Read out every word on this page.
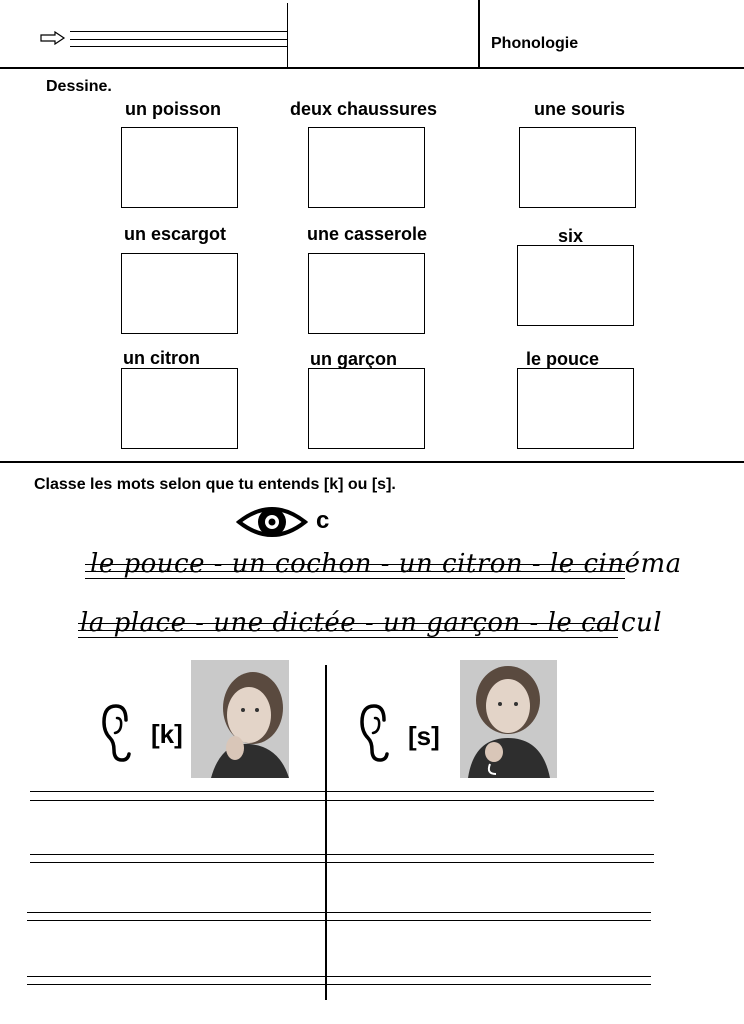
Phonologie
Dessine.
un poisson	deux chaussures	une souris
un escargot	une casserole	six
un citron	un garçon	le pouce
Classe les mots selon que tu entends [k] ou [s].
c
le pouce - un cochon - un citron - le cinéma
la place - une dictée - un garçon - le calcul
[k]	[s]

Exercise requirements.
Collect every line from the records above that contains the word "citron".

Solution to this exercise.
un citron	un garçon	le pouce
le pouce - un cochon - un citron - le cinéma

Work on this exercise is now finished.